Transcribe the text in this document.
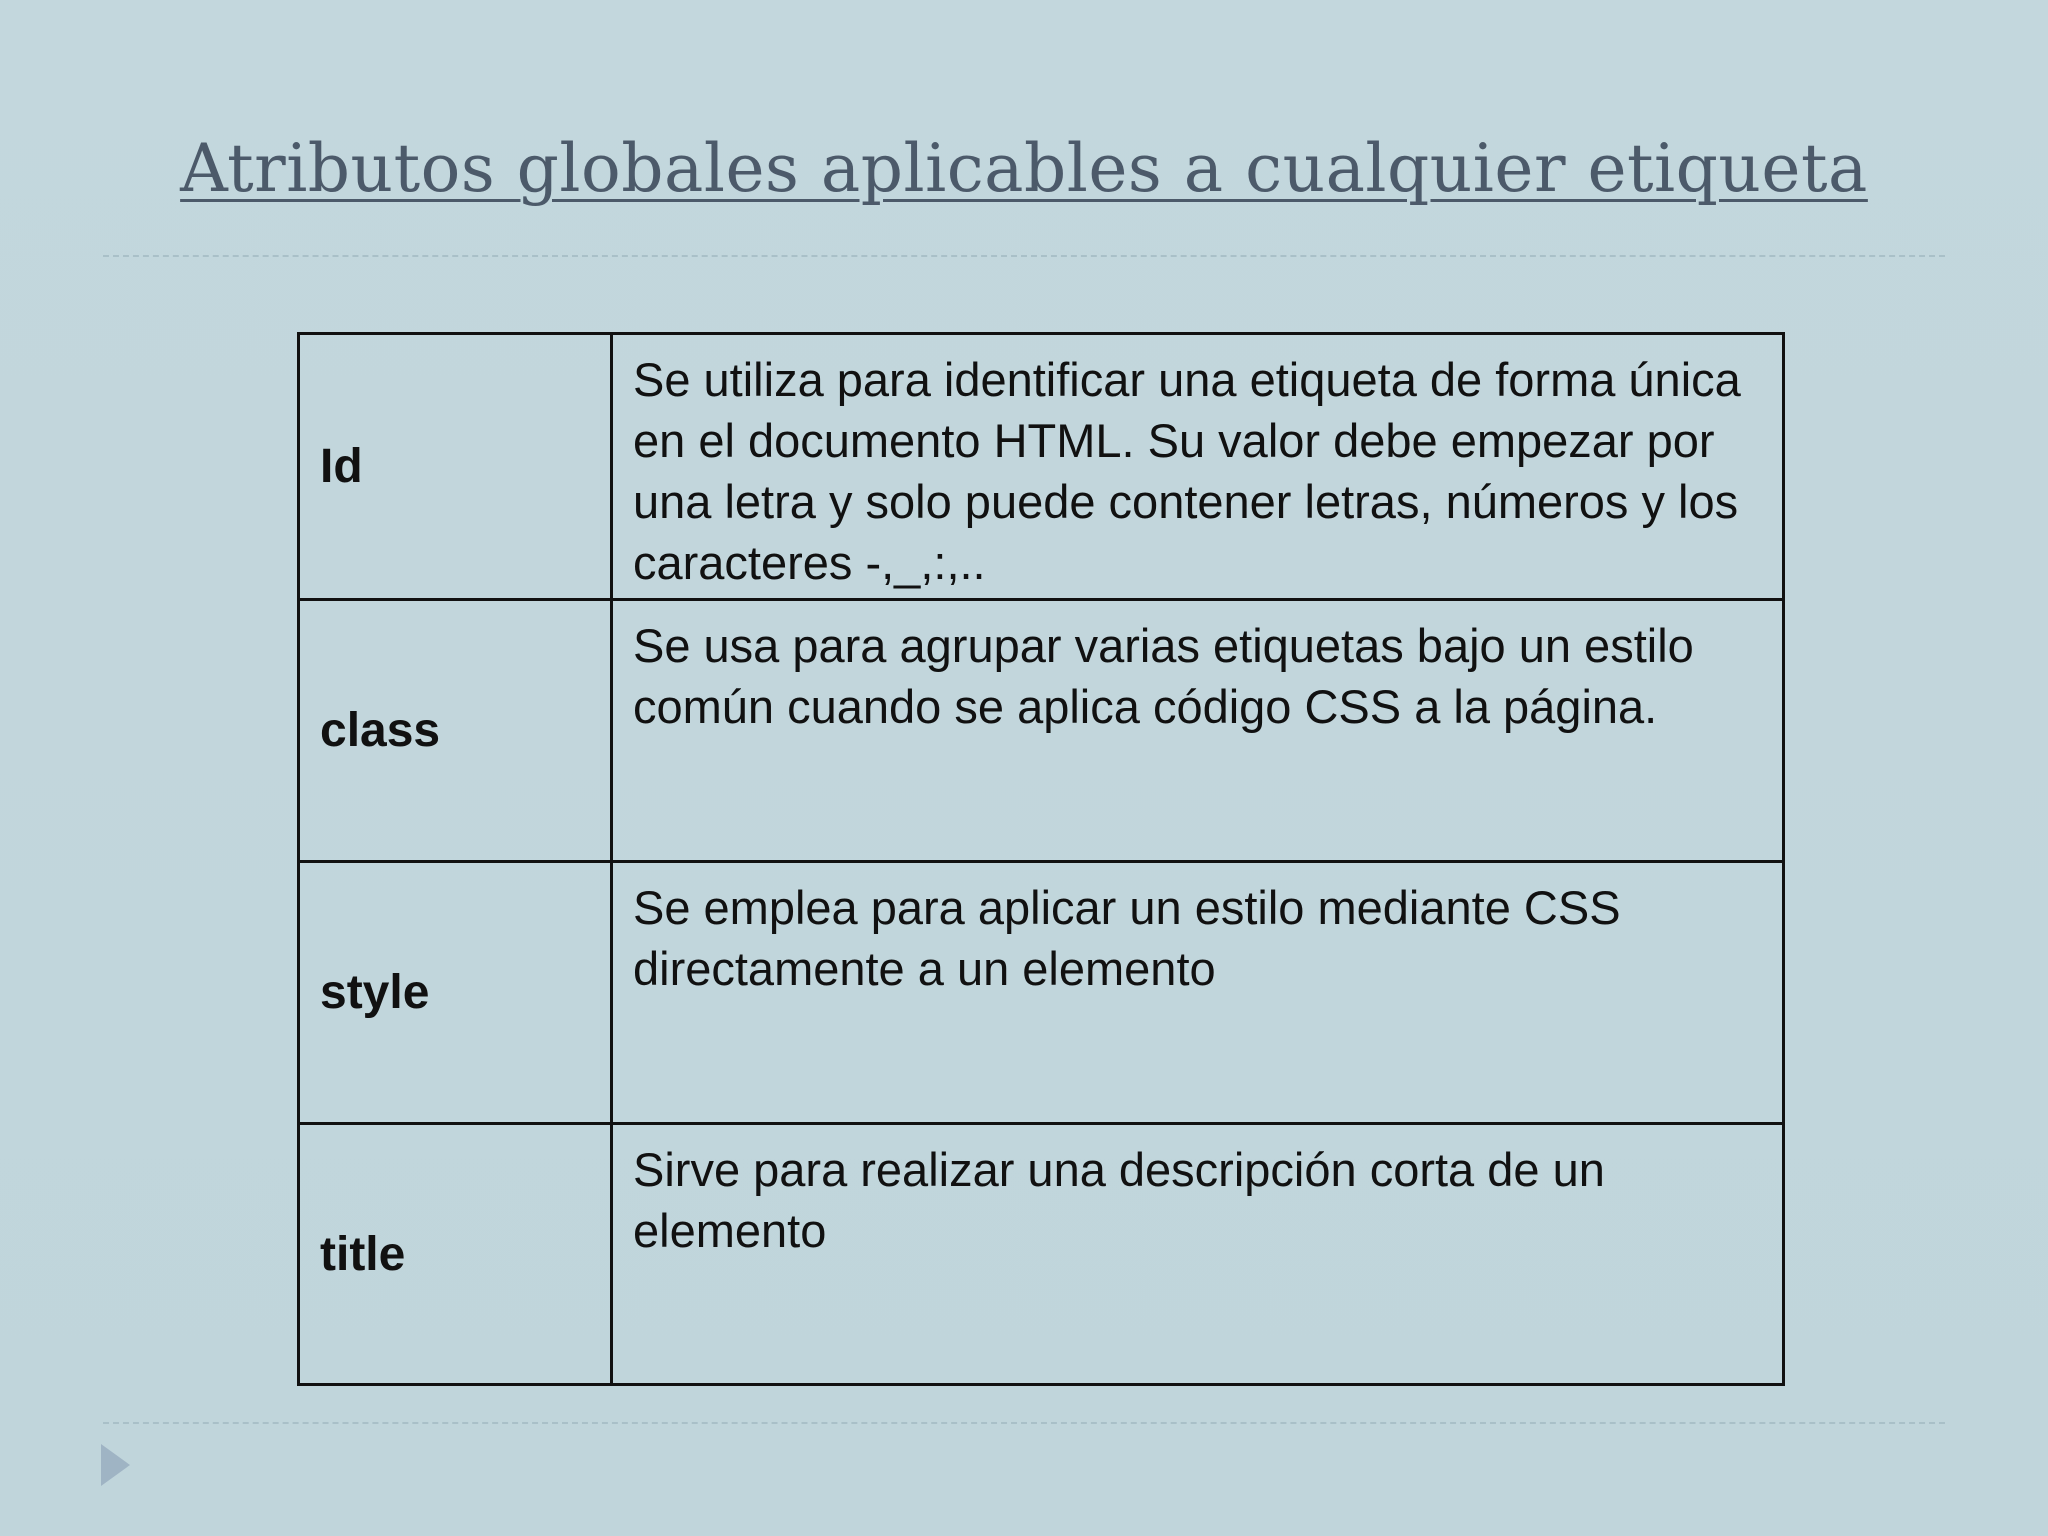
Atributos globales aplicables a cualquier etiqueta
Id
Se utiliza para identificar una etiqueta de forma única en el documento HTML. Su valor debe empezar por una letra y solo puede contener letras, números y los caracteres -,_,:,..
class
Se usa para agrupar varias etiquetas bajo un estilo común cuando se aplica código CSS a la página.
style
Se emplea para aplicar un estilo mediante CSS directamente a un elemento
title
Sirve para realizar una descripción corta de un elemento
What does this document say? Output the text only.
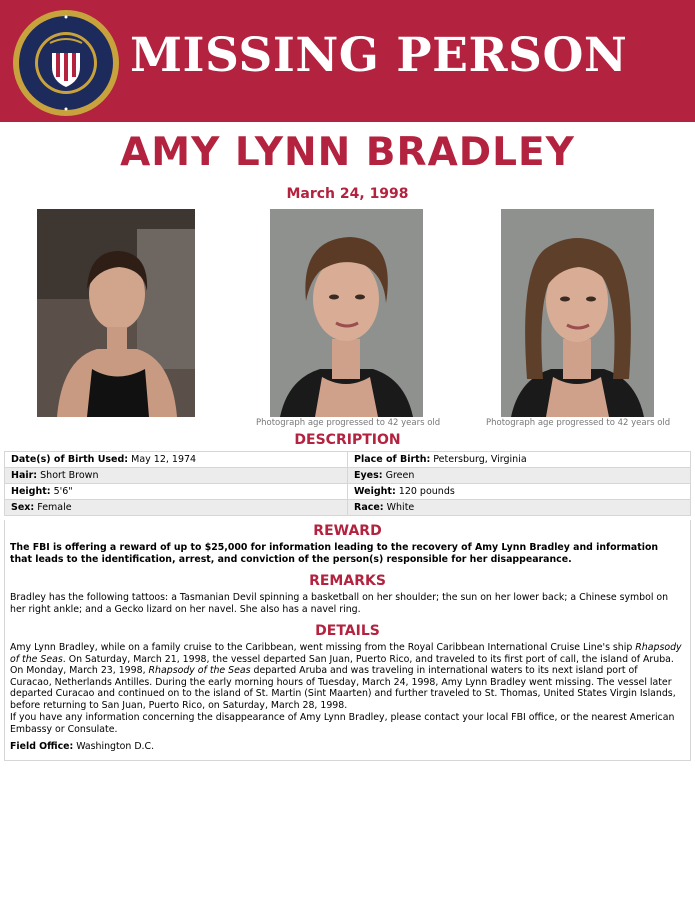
MISSING PERSON
AMY LYNN BRADLEY
March 24, 1998
Photograph age progressed to 42 years old	Photograph age progressed to 42 years old
DESCRIPTION
Date(s) of Birth Used: May 12, 1974	Place of Birth: Petersburg, Virginia
Hair: Short Brown	Eyes: Green
Height: 5'6"	Weight: 120 pounds
Sex: Female	Race: White
REWARD
The FBI is offering a reward of up to $25,000 for information leading to the recovery of Amy Lynn Bradley and information that leads to the identification, arrest, and conviction of the person(s) responsible for her disappearance.
REMARKS
Bradley has the following tattoos: a Tasmanian Devil spinning a basketball on her shoulder; the sun on her lower back; a Chinese symbol on her right ankle; and a Gecko lizard on her navel. She also has a navel ring.
DETAILS
Amy Lynn Bradley, while on a family cruise to the Caribbean, went missing from the Royal Caribbean International Cruise Line's ship Rhapsody of the Seas. On Saturday, March 21, 1998, the vessel departed San Juan, Puerto Rico, and traveled to its first port of call, the island of Aruba. On Monday, March 23, 1998, Rhapsody of the Seas departed Aruba and was traveling in international waters to its next island port of Curacao, Netherlands Antilles. During the early morning hours of Tuesday, March 24, 1998, Amy Lynn Bradley went missing. The vessel later departed Curacao and continued on to the island of St. Martin (Sint Maarten) and further traveled to St. Thomas, United States Virgin Islands, before returning to San Juan, Puerto Rico, on Saturday, March 28, 1998.
If you have any information concerning the disappearance of Amy Lynn Bradley, please contact your local FBI office, or the nearest American Embassy or Consulate.
Field Office: Washington D.C.
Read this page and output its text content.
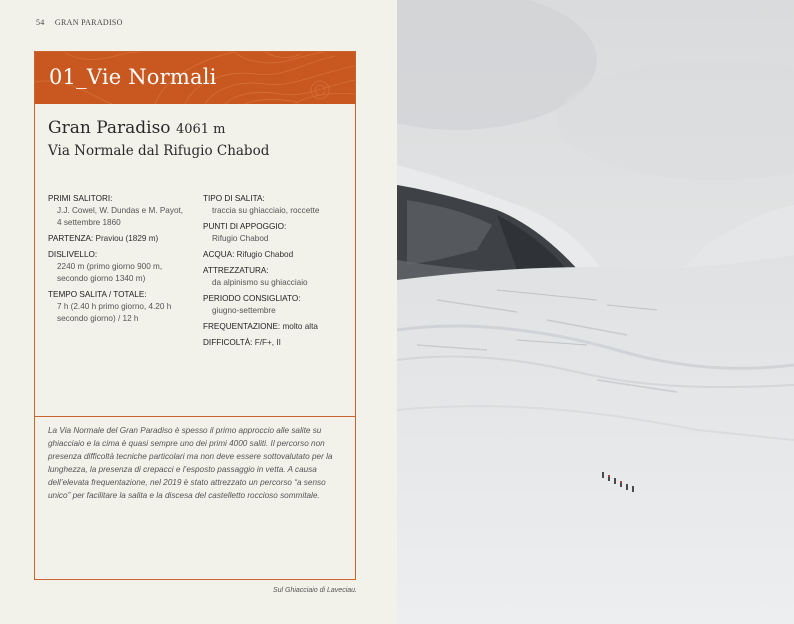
54 GRAN PARADISO
01_Vie Normali
Gran Paradiso 4061 m
Via Normale dal Rifugio Chabod
PRIMI SALITORI:
J.J. Cowel, W. Dundas e M. Payot,
4 settembre 1860
PARTENZA: Praviou (1829 m)
DISLIVELLO:
2240 m (primo giorno 900 m,
secondo giorno 1340 m)
TEMPO SALITA / TOTALE:
7 h (2.40 h primo giorno, 4.20 h
secondo giorno) / 12 h
TIPO DI SALITA:
traccia su ghiacciaio, roccette
PUNTI DI APPOGGIO:
Rifugio Chabod
ACQUA: Rifugio Chabod
ATTREZZATURA:
da alpinismo su ghiacciaio
PERIODO CONSIGLIATO:
giugno-settembre
FREQUENTAZIONE: molto alta
DIFFICOLTÀ: F/F+, II
La Via Normale del Gran Paradiso è spesso il primo approccio alle salite su ghiacciaio e la cima è quasi sempre uno dei primi 4000 saliti. Il percorso non presenza difficoltà tecniche particolari ma non deve essere sottovalutato per la lunghezza, la presenza di crepacci e l’esposto passaggio in vetta. A causa dell’elevata frequentazione, nel 2019 è stato attrezzato un percorso “a senso unico” per facilitare la salita e la discesa del castelletto roccioso sommitale.
Sul Ghiacciaio di Laveciau.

▸ Problem details
Using the records above, list each line that includes "elemento".

▸ Answer to the task
Se emplea para aplicar un estilo mediante CSS directamente a un elemento
Sirve para realizar una descripción corta de un elemento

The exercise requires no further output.